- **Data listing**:
[BEGIN]

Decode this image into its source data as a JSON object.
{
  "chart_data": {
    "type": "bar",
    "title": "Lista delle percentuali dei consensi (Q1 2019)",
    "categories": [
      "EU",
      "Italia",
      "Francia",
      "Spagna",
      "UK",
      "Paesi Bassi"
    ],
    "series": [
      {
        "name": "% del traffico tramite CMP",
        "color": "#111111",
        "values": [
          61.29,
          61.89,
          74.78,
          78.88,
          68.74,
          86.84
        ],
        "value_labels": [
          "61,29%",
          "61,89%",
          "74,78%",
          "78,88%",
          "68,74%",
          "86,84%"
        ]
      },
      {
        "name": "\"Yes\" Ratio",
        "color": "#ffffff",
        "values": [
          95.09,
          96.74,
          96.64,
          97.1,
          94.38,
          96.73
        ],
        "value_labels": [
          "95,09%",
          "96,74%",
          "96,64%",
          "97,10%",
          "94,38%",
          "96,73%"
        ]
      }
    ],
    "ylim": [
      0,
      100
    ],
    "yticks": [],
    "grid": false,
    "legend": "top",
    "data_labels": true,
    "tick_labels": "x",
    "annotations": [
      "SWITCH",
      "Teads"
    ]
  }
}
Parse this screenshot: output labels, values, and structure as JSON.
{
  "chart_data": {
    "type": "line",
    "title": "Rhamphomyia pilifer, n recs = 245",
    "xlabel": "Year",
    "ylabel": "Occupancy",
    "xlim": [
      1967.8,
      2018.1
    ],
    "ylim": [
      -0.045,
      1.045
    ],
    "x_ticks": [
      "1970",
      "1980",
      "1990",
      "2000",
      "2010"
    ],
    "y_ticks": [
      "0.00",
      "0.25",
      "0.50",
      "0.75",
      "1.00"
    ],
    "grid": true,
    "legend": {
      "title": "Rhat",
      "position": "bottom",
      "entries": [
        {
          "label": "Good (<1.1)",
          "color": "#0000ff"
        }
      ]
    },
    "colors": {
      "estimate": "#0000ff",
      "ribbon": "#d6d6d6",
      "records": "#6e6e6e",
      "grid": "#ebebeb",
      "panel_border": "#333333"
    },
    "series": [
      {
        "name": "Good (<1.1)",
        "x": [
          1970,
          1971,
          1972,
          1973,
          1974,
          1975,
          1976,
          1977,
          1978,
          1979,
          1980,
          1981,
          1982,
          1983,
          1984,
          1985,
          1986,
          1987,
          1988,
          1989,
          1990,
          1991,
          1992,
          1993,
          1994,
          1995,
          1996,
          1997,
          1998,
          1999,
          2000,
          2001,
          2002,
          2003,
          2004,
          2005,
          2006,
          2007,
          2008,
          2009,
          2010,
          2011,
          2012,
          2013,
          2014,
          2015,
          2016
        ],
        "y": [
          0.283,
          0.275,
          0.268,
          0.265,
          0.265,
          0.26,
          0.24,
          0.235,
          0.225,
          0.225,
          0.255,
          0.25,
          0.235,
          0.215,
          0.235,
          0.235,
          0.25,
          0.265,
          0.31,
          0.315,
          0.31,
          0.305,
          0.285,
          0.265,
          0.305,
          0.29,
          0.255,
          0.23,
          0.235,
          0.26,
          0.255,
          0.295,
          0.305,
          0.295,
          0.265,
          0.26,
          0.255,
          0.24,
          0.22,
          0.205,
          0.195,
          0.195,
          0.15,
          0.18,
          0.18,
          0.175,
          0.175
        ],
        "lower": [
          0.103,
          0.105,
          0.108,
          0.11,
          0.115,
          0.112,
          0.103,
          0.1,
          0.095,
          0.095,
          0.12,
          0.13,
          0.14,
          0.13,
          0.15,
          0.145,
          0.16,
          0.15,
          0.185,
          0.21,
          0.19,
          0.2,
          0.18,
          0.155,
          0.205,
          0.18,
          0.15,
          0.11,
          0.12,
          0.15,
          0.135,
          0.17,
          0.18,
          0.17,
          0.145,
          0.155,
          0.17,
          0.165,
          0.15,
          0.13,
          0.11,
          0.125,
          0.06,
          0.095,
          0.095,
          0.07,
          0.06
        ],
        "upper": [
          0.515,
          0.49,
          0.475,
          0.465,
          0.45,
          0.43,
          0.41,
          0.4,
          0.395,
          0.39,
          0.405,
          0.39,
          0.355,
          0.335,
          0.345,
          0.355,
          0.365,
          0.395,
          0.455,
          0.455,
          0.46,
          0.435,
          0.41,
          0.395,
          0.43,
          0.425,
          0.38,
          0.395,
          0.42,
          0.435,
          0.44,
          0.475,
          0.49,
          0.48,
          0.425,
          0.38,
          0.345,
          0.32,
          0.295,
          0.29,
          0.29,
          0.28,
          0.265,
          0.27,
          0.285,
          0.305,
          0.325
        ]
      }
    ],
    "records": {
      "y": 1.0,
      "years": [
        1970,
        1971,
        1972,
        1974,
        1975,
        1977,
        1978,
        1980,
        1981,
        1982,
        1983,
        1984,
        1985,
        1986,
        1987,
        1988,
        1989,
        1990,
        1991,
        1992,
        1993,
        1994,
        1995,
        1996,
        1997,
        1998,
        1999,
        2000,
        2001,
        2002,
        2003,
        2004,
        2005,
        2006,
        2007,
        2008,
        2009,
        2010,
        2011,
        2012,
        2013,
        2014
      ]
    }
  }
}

[END]

- **Task requirements**: Every entry must be output again, exactly as written above.

- **Correct result**:
Decode this image into its source data as a JSON object.
{
  "chart_data": {
    "type": "bar",
    "title": "Lista delle percentuali dei consensi (Q1 2019)",
    "categories": [
      "EU",
      "Italia",
      "Francia",
      "Spagna",
      "UK",
      "Paesi Bassi"
    ],
    "series": [
      {
        "name": "% del traffico tramite CMP",
        "color": "#111111",
        "values": [
          61.29,
          61.89,
          74.78,
          78.88,
          68.74,
          86.84
        ],
        "value_labels": [
          "61,29%",
          "61,89%",
          "74,78%",
          "78,88%",
          "68,74%",
          "86,84%"
        ]
      },
      {
        "name": "\"Yes\" Ratio",
        "color": "#ffffff",
        "values": [
          95.09,
          96.74,
          96.64,
          97.1,
          94.38,
          96.73
        ],
        "value_labels": [
          "95,09%",
          "96,74%",
          "96,64%",
          "97,10%",
          "94,38%",
          "96,73%"
        ]
      }
    ],
    "ylim": [
      0,
      100
    ],
    "yticks": [],
    "grid": false,
    "legend": "top",
    "data_labels": true,
    "tick_labels": "x",
    "annotations": [
      "SWITCH",
      "Teads"
    ]
  }
}
Parse this screenshot: output labels, values, and structure as JSON.
{
  "chart_data": {
    "type": "line",
    "title": "Rhamphomyia pilifer, n recs = 245",
    "xlabel": "Year",
    "ylabel": "Occupancy",
    "xlim": [
      1967.8,
      2018.1
    ],
    "ylim": [
      -0.045,
      1.045
    ],
    "x_ticks": [
      "1970",
      "1980",
      "1990",
      "2000",
      "2010"
    ],
    "y_ticks": [
      "0.00",
      "0.25",
      "0.50",
      "0.75",
      "1.00"
    ],
    "grid": true,
    "legend": {
      "title": "Rhat",
      "position": "bottom",
      "entries": [
        {
          "label": "Good (<1.1)",
          "color": "#0000ff"
        }
      ]
    },
    "colors": {
      "estimate": "#0000ff",
      "ribbon": "#d6d6d6",
      "records": "#6e6e6e",
      "grid": "#ebebeb",
      "panel_border": "#333333"
    },
    "series": [
      {
        "name": "Good (<1.1)",
        "x": [
          1970,
          1971,
          1972,
          1973,
          1974,
          1975,
          1976,
          1977,
          1978,
          1979,
          1980,
          1981,
          1982,
          1983,
          1984,
          1985,
          1986,
          1987,
          1988,
          1989,
          1990,
          1991,
          1992,
          1993,
          1994,
          1995,
          1996,
          1997,
          1998,
          1999,
          2000,
          2001,
          2002,
          2003,
          2004,
          2005,
          2006,
          2007,
          2008,
          2009,
          2010,
          2011,
          2012,
          2013,
          2014,
          2015,
          2016
        ],
        "y": [
          0.283,
          0.275,
          0.268,
          0.265,
          0.265,
          0.26,
          0.24,
          0.235,
          0.225,
          0.225,
          0.255,
          0.25,
          0.235,
          0.215,
          0.235,
          0.235,
          0.25,
          0.265,
          0.31,
          0.315,
          0.31,
          0.305,
          0.285,
          0.265,
          0.305,
          0.29,
          0.255,
          0.23,
          0.235,
          0.26,
          0.255,
          0.295,
          0.305,
          0.295,
          0.265,
          0.26,
          0.255,
          0.24,
          0.22,
          0.205,
          0.195,
          0.195,
          0.15,
          0.18,
          0.18,
          0.175,
          0.175
        ],
        "lower": [
          0.103,
          0.105,
          0.108,
          0.11,
          0.115,
          0.112,
          0.103,
          0.1,
          0.095,
          0.095,
          0.12,
          0.13,
          0.14,
          0.13,
          0.15,
          0.145,
          0.16,
          0.15,
          0.185,
          0.21,
          0.19,
          0.2,
          0.18,
          0.155,
          0.205,
          0.18,
          0.15,
          0.11,
          0.12,
          0.15,
          0.135,
          0.17,
          0.18,
          0.17,
          0.145,
          0.155,
          0.17,
          0.165,
          0.15,
          0.13,
          0.11,
          0.125,
          0.06,
          0.095,
          0.095,
          0.07,
          0.06
        ],
        "upper": [
          0.515,
          0.49,
          0.475,
          0.465,
          0.45,
          0.43,
          0.41,
          0.4,
          0.395,
          0.39,
          0.405,
          0.39,
          0.355,
          0.335,
          0.345,
          0.355,
          0.365,
          0.395,
          0.455,
          0.455,
          0.46,
          0.435,
          0.41,
          0.395,
          0.43,
          0.425,
          0.38,
          0.395,
          0.42,
          0.435,
          0.44,
          0.475,
          0.49,
          0.48,
          0.425,
          0.38,
          0.345,
          0.32,
          0.295,
          0.29,
          0.29,
          0.28,
          0.265,
          0.27,
          0.285,
          0.305,
          0.325
        ]
      }
    ],
    "records": {
      "y": 1.0,
      "years": [
        1970,
        1971,
        1972,
        1974,
        1975,
        1977,
        1978,
        1980,
        1981,
        1982,
        1983,
        1984,
        1985,
        1986,
        1987,
        1988,
        1989,
        1990,
        1991,
        1992,
        1993,
        1994,
        1995,
        1996,
        1997,
        1998,
        1999,
        2000,
        2001,
        2002,
        2003,
        2004,
        2005,
        2006,
        2007,
        2008,
        2009,
        2010,
        2011,
        2012,
        2013,
        2014
      ]
    }
  }
}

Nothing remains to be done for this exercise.